[Stored records]

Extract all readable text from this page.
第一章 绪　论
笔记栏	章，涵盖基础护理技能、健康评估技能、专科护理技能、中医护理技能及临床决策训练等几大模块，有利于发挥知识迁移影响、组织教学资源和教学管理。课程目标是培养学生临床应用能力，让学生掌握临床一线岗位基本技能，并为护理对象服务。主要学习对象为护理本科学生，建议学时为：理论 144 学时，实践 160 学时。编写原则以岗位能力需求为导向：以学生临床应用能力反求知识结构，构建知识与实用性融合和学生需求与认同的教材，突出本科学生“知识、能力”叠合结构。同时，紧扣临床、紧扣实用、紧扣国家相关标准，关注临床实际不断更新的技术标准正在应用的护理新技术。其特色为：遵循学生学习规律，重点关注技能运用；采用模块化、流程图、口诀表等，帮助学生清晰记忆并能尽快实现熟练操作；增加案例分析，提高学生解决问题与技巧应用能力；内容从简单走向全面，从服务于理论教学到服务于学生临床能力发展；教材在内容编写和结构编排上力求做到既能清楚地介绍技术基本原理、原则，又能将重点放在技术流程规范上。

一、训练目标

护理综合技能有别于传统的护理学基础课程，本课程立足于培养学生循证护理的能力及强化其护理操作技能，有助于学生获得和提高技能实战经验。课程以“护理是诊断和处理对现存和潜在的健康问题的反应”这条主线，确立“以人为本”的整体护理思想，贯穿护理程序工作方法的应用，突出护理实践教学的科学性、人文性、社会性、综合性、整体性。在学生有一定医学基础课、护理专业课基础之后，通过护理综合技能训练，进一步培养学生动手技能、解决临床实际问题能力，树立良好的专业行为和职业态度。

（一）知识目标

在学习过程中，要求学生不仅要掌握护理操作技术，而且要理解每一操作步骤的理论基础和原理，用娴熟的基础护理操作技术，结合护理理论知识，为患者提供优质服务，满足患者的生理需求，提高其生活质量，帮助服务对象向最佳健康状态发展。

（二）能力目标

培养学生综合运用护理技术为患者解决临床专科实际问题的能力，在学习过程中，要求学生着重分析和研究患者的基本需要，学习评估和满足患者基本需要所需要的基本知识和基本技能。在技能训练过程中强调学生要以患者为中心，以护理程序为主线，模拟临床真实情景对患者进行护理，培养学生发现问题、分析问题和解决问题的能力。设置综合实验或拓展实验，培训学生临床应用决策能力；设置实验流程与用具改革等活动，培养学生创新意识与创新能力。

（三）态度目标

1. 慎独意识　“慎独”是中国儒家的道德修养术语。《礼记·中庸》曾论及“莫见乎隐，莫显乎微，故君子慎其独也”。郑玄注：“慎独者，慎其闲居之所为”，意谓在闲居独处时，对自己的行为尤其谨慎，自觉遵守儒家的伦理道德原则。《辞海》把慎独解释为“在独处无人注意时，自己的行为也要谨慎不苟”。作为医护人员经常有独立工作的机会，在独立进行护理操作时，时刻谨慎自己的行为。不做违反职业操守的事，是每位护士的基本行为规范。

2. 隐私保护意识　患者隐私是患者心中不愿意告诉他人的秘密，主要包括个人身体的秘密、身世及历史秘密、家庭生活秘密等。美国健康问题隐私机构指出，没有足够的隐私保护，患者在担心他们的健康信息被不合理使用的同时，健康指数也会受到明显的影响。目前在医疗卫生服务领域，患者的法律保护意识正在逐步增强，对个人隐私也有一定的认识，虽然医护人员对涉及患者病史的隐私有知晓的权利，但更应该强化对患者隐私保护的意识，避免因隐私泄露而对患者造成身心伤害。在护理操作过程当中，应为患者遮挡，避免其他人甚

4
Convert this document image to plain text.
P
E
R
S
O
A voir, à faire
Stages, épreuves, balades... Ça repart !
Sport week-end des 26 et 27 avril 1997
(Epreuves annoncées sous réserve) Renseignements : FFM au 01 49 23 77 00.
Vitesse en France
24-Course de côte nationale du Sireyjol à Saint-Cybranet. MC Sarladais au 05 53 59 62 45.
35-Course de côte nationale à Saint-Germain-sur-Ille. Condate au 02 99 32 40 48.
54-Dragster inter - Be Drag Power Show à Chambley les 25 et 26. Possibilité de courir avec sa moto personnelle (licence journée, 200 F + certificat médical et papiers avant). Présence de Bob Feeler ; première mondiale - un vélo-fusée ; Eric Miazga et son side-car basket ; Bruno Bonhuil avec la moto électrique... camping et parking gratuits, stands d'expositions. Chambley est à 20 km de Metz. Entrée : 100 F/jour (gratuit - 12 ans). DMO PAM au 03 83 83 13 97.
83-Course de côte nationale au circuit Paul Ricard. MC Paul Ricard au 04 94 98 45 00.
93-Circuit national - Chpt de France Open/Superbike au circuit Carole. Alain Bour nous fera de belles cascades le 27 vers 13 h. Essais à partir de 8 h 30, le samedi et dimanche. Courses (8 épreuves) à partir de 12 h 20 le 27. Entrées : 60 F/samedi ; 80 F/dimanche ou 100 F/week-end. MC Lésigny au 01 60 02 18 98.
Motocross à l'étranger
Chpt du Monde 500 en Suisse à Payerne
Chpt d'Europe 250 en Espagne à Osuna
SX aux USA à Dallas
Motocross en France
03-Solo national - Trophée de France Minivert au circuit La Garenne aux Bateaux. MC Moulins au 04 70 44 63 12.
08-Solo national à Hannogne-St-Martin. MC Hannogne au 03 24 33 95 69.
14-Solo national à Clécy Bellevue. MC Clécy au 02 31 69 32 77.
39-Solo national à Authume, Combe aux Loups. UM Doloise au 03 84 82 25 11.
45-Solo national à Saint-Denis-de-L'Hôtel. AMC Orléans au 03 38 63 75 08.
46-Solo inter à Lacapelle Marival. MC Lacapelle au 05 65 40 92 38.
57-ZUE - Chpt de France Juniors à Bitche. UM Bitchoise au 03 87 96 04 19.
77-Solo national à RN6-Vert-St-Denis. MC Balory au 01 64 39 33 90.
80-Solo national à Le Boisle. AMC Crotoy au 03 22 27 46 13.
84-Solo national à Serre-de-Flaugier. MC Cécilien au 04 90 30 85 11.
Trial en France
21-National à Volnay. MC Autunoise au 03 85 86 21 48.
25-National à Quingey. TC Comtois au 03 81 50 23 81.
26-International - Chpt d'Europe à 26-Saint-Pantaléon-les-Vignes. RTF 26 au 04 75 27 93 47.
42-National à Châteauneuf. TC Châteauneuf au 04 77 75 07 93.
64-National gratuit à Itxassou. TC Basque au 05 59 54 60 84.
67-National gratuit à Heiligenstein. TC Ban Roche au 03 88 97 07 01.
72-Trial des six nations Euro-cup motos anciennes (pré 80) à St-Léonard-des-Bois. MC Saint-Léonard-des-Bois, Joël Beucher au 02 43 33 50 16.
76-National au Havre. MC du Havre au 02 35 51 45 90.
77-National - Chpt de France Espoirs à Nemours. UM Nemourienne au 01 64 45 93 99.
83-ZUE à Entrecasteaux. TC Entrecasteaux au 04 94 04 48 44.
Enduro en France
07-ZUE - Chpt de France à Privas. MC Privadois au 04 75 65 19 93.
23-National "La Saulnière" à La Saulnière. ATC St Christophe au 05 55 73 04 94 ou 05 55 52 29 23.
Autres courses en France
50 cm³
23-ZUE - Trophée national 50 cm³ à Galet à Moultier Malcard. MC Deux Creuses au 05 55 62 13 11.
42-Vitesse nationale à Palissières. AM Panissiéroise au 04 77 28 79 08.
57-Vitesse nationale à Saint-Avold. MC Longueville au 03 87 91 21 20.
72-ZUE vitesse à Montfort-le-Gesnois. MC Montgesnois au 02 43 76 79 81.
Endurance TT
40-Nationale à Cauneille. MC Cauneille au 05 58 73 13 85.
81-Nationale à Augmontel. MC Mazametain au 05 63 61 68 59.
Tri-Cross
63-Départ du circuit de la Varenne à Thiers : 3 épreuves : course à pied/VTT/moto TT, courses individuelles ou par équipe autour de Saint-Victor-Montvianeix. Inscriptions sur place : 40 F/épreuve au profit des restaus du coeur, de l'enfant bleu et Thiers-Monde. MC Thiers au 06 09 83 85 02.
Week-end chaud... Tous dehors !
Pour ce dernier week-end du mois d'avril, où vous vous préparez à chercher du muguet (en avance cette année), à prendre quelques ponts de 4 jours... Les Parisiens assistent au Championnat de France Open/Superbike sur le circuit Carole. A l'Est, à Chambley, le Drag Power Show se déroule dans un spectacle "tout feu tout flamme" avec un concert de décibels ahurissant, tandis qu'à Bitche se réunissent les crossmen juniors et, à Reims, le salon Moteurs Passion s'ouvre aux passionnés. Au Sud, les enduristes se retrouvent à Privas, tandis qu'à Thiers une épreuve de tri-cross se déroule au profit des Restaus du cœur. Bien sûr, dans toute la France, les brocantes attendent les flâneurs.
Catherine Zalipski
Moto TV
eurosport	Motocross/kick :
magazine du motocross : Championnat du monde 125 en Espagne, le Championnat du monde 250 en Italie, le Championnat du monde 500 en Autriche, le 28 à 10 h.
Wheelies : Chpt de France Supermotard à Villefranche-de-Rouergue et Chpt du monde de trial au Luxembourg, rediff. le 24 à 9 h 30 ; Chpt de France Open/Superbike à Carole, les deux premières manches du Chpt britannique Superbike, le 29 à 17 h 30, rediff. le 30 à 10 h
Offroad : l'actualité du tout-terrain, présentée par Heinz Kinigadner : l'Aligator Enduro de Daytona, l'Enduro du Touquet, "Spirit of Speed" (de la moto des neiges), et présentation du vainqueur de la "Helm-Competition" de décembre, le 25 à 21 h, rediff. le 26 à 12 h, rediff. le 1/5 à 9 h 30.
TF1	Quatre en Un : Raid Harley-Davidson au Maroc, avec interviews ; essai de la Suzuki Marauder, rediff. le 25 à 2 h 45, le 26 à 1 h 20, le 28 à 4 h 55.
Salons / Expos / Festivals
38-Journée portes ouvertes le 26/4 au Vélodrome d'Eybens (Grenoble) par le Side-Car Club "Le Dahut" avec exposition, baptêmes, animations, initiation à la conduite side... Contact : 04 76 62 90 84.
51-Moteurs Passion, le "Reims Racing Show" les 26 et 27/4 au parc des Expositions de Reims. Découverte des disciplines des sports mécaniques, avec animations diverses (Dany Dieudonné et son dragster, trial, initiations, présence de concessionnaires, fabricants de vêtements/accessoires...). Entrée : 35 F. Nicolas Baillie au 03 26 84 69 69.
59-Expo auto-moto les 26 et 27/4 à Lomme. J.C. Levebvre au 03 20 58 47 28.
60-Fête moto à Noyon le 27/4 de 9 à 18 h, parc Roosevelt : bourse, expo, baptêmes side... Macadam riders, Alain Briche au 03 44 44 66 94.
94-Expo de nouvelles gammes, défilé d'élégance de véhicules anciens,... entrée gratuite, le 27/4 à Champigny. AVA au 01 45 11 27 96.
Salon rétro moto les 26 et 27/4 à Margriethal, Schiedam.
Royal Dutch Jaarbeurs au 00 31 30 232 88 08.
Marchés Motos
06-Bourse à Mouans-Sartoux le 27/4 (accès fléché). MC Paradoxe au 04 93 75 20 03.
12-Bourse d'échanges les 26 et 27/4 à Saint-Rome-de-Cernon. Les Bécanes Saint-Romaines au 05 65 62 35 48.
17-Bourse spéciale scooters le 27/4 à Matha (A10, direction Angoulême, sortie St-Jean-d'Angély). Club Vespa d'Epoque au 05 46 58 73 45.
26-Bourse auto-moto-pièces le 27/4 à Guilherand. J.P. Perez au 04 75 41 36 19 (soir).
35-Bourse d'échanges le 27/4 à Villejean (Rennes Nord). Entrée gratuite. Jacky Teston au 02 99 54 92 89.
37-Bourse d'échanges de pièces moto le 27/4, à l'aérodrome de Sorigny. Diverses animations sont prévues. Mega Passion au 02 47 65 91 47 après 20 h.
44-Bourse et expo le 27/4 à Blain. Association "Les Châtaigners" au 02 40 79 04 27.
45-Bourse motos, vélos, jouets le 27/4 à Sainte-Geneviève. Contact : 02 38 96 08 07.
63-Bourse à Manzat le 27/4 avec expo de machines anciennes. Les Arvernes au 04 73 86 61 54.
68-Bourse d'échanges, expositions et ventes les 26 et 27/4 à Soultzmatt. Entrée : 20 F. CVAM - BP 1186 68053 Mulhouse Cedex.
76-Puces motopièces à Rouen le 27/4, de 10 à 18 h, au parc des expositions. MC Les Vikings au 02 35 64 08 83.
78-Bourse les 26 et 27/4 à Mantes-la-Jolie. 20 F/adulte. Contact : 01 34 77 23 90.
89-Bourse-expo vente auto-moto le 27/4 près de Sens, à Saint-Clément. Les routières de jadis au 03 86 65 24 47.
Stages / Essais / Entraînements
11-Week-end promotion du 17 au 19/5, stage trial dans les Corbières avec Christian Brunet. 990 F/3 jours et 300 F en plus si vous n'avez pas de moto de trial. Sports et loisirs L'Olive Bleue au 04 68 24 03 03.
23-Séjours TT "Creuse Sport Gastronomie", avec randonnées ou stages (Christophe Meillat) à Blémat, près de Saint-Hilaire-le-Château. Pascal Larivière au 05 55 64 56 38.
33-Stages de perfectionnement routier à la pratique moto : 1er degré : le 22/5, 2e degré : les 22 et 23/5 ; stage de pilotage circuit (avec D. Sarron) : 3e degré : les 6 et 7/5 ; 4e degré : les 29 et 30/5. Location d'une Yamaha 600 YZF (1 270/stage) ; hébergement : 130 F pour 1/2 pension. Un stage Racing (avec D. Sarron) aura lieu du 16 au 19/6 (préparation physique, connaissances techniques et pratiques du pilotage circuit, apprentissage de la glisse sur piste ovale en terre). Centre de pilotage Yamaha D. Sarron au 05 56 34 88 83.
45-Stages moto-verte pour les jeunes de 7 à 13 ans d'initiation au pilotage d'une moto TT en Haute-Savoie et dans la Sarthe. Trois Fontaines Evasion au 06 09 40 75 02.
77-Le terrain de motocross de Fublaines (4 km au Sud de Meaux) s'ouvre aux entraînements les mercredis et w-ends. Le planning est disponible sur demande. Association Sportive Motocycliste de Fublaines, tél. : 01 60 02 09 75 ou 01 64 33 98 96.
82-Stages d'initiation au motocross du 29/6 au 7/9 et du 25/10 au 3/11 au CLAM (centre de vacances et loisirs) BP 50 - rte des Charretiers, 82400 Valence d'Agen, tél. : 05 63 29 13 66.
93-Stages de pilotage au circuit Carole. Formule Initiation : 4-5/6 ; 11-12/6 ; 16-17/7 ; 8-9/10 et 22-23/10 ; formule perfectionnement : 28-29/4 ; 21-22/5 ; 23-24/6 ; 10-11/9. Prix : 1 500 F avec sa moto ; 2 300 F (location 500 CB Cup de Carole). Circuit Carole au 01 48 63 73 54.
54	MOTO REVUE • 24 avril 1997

◆ **Problem to solve**
Show every line in the entries where the string "côte" occurs.

◆ **Reply**
24-Course de côte nationale du Sireyjol à Saint-Cybranet. MC Sarladais au 05 53 59 62 45.
35-Course de côte nationale à Saint-Germain-sur-Ille. Condate au 02 99 32 40 48.
83-Course de côte nationale au circuit Paul Ricard. MC Paul Ricard au 04 94 98 45 00.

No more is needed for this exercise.